--- start of Stored rows ---

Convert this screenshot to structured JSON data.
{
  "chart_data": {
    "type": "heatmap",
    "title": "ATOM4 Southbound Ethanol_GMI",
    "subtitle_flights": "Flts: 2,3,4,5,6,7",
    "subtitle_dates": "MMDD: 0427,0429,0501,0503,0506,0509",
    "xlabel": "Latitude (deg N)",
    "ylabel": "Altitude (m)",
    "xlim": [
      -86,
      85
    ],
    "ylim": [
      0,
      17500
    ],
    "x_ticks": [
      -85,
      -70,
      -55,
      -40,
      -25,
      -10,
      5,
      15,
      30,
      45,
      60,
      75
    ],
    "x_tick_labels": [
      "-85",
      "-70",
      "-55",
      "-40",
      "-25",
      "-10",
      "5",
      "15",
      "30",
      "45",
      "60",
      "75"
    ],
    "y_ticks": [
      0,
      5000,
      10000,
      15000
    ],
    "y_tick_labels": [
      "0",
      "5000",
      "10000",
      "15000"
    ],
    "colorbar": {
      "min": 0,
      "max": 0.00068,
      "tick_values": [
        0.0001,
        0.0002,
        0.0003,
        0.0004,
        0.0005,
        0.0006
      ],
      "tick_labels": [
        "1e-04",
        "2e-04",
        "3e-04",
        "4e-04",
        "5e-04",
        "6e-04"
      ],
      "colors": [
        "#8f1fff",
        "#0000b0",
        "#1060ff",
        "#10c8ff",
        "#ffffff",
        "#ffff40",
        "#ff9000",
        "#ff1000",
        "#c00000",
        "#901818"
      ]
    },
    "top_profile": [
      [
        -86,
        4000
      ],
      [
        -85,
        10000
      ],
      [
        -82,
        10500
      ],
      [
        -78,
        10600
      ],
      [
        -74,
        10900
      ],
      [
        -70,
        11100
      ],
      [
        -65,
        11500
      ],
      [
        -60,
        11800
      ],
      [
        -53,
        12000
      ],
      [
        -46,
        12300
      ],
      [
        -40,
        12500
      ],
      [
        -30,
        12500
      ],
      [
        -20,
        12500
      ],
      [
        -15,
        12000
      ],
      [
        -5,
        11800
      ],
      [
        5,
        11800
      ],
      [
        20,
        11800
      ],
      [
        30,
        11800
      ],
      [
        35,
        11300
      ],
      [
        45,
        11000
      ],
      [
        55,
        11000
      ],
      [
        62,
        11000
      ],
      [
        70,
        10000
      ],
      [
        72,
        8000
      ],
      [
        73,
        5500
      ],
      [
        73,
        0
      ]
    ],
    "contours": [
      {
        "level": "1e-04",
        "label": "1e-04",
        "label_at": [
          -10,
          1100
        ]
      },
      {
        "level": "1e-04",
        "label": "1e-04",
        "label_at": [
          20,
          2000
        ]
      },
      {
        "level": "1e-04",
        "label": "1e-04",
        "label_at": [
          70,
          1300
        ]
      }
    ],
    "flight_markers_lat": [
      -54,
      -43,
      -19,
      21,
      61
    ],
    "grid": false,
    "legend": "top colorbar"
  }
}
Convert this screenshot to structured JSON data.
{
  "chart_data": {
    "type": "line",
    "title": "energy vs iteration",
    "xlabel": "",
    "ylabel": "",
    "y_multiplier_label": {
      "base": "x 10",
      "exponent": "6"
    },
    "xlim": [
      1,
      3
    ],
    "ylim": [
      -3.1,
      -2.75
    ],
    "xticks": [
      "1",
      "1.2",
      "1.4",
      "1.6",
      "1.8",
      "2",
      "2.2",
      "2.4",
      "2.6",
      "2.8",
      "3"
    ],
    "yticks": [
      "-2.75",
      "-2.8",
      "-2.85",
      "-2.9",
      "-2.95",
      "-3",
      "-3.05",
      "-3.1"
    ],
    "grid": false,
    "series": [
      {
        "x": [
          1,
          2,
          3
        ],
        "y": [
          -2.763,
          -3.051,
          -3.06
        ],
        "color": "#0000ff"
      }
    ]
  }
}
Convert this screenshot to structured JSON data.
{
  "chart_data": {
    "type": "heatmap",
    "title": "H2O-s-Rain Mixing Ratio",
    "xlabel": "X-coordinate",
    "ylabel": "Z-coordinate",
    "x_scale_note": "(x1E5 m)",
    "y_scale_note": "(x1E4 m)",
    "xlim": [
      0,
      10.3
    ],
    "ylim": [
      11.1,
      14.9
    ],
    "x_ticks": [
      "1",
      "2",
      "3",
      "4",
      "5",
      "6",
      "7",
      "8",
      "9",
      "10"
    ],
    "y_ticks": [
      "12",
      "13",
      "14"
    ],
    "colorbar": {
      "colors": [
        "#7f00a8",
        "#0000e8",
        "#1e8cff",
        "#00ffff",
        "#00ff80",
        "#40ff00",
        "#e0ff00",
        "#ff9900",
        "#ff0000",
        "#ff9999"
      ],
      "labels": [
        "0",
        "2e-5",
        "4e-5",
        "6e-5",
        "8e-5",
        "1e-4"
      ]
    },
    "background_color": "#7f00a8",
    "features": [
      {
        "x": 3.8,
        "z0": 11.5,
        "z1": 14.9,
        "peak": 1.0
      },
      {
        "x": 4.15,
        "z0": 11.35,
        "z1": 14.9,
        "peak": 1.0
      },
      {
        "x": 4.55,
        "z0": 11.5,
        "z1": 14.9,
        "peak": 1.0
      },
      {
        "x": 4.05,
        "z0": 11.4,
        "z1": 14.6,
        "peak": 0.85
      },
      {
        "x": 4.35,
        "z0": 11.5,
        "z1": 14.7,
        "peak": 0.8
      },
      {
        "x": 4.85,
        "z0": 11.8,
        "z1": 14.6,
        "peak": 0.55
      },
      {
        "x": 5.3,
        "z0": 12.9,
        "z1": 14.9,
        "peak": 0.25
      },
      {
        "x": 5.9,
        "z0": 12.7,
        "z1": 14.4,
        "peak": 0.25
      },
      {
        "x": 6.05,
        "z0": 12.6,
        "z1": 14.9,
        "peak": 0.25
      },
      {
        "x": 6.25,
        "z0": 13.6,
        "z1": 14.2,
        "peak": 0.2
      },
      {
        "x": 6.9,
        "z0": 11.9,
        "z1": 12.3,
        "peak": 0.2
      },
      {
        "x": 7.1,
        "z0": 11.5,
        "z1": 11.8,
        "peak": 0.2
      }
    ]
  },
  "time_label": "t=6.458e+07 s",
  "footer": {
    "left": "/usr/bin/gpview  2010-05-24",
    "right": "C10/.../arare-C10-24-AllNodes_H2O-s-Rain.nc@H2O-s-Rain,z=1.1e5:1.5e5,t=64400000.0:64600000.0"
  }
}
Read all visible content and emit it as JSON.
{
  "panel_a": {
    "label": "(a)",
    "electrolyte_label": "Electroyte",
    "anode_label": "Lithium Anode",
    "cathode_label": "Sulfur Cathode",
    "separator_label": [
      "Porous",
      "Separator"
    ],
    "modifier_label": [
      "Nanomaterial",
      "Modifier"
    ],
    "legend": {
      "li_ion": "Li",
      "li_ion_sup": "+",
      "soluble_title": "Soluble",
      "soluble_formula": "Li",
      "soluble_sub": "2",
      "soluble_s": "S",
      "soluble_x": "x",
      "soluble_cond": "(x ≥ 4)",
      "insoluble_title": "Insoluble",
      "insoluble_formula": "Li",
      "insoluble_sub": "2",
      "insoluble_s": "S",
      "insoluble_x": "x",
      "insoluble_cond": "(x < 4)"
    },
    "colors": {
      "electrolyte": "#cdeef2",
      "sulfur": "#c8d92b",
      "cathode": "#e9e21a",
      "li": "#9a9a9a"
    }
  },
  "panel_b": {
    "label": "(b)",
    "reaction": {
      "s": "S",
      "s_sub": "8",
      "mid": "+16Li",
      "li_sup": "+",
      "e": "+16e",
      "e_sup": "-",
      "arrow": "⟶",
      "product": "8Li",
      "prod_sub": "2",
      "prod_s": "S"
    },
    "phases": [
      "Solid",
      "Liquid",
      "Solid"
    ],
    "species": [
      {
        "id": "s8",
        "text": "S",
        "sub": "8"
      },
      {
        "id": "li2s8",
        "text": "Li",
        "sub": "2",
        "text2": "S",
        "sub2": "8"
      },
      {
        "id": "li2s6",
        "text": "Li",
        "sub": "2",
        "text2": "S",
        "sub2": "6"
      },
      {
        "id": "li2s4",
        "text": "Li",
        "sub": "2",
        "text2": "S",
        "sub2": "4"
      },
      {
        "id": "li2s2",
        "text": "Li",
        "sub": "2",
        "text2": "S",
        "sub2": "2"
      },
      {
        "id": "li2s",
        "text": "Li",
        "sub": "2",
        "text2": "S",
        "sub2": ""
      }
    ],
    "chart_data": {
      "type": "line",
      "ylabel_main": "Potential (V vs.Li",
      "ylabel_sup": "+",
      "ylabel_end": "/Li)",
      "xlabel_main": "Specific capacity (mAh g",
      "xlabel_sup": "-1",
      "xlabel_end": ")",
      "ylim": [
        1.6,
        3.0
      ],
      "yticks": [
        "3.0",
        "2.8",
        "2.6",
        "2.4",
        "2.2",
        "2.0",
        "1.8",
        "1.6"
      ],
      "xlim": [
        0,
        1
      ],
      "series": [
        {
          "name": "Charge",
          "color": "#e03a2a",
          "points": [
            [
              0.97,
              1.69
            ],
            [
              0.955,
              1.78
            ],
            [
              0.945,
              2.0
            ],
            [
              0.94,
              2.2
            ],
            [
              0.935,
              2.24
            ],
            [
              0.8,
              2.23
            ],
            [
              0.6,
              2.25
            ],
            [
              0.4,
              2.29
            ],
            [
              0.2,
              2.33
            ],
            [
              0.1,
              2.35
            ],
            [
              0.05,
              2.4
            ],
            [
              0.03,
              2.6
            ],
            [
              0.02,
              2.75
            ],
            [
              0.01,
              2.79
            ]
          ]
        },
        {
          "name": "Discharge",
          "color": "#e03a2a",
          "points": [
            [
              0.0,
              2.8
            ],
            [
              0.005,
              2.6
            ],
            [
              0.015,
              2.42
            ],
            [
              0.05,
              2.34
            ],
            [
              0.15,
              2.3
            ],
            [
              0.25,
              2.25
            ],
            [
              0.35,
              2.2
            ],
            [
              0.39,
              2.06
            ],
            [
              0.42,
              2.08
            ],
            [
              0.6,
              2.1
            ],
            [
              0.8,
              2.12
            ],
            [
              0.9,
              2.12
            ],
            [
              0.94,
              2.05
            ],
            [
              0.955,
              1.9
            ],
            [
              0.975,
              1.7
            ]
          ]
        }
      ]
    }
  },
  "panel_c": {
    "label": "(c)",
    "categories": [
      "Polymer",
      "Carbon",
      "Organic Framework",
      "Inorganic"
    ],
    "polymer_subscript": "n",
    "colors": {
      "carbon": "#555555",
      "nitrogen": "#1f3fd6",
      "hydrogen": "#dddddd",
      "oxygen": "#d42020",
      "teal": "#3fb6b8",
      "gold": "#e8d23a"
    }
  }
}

--- end of Stored rows ---

What is asked:
Identify and copy lines that hold the string "type".

Result for this exercise:
    "type": "heatmap",
    "type": "line",
    "type": "heatmap",
      "type": "line",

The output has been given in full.